WHAT IS ASKED:
Verbatim output of all the material below is required.
──────── DATASET EXTRACT ────────
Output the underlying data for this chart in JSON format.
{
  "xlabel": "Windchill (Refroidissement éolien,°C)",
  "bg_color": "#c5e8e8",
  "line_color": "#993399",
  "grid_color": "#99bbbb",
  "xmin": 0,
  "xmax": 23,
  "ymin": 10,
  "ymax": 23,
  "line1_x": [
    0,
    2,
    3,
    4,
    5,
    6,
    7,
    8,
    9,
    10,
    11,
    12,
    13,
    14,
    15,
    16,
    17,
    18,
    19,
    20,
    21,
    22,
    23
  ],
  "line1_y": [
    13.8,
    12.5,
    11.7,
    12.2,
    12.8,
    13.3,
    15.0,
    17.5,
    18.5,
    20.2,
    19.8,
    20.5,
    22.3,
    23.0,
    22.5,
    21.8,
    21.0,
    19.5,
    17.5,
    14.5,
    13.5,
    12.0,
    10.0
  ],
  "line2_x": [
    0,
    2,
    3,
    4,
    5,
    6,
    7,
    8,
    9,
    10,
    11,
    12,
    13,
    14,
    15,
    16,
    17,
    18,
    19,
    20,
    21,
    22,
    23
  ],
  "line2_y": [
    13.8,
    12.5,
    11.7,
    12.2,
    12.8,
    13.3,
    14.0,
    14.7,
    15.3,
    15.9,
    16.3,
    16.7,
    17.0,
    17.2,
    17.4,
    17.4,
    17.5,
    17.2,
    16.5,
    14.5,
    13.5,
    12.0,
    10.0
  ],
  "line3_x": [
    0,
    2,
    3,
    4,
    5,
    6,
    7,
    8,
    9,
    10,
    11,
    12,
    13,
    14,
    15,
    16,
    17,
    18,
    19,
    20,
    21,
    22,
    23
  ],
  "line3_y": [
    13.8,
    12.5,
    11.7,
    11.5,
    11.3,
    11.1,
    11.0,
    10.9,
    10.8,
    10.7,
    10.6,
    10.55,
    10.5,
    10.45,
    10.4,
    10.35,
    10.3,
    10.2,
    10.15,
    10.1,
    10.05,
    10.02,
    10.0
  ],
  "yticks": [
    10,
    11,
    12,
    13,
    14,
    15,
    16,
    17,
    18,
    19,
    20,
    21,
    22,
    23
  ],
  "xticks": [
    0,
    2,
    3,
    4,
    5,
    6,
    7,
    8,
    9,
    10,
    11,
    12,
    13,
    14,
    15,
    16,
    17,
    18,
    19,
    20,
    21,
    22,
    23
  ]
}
────────
COMPLETE ANSWER:
Output the underlying data for this chart in JSON format.
{
  "xlabel": "Windchill (Refroidissement éolien,°C)",
  "bg_color": "#c5e8e8",
  "line_color": "#993399",
  "grid_color": "#99bbbb",
  "xmin": 0,
  "xmax": 23,
  "ymin": 10,
  "ymax": 23,
  "line1_x": [
    0,
    2,
    3,
    4,
    5,
    6,
    7,
    8,
    9,
    10,
    11,
    12,
    13,
    14,
    15,
    16,
    17,
    18,
    19,
    20,
    21,
    22,
    23
  ],
  "line1_y": [
    13.8,
    12.5,
    11.7,
    12.2,
    12.8,
    13.3,
    15.0,
    17.5,
    18.5,
    20.2,
    19.8,
    20.5,
    22.3,
    23.0,
    22.5,
    21.8,
    21.0,
    19.5,
    17.5,
    14.5,
    13.5,
    12.0,
    10.0
  ],
  "line2_x": [
    0,
    2,
    3,
    4,
    5,
    6,
    7,
    8,
    9,
    10,
    11,
    12,
    13,
    14,
    15,
    16,
    17,
    18,
    19,
    20,
    21,
    22,
    23
  ],
  "line2_y": [
    13.8,
    12.5,
    11.7,
    12.2,
    12.8,
    13.3,
    14.0,
    14.7,
    15.3,
    15.9,
    16.3,
    16.7,
    17.0,
    17.2,
    17.4,
    17.4,
    17.5,
    17.2,
    16.5,
    14.5,
    13.5,
    12.0,
    10.0
  ],
  "line3_x": [
    0,
    2,
    3,
    4,
    5,
    6,
    7,
    8,
    9,
    10,
    11,
    12,
    13,
    14,
    15,
    16,
    17,
    18,
    19,
    20,
    21,
    22,
    23
  ],
  "line3_y": [
    13.8,
    12.5,
    11.7,
    11.5,
    11.3,
    11.1,
    11.0,
    10.9,
    10.8,
    10.7,
    10.6,
    10.55,
    10.5,
    10.45,
    10.4,
    10.35,
    10.3,
    10.2,
    10.15,
    10.1,
    10.05,
    10.02,
    10.0
  ],
  "yticks": [
    10,
    11,
    12,
    13,
    14,
    15,
    16,
    17,
    18,
    19,
    20,
    21,
    22,
    23
  ],
  "xticks": [
    0,
    2,
    3,
    4,
    5,
    6,
    7,
    8,
    9,
    10,
    11,
    12,
    13,
    14,
    15,
    16,
    17,
    18,
    19,
    20,
    21,
    22,
    23
  ]
}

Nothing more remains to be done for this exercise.